**Records for the exercise:**
────────────────

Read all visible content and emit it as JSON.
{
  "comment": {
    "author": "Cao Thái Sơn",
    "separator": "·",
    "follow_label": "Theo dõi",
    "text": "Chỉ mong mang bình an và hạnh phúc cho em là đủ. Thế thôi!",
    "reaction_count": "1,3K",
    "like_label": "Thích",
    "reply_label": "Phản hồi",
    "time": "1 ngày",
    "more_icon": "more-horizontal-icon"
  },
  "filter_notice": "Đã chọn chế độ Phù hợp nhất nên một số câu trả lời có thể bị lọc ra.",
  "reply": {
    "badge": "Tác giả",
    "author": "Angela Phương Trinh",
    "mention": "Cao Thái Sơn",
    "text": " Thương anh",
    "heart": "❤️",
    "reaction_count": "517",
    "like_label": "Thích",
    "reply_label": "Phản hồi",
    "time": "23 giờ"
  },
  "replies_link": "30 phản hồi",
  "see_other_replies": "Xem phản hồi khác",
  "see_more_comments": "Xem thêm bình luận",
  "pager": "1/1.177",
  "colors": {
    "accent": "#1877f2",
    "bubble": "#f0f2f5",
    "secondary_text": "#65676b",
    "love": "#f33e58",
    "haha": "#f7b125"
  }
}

────────────────

**Exercise:** Give back only a number, the number of lines where the string "bình" occurs.

**Correct output:** 2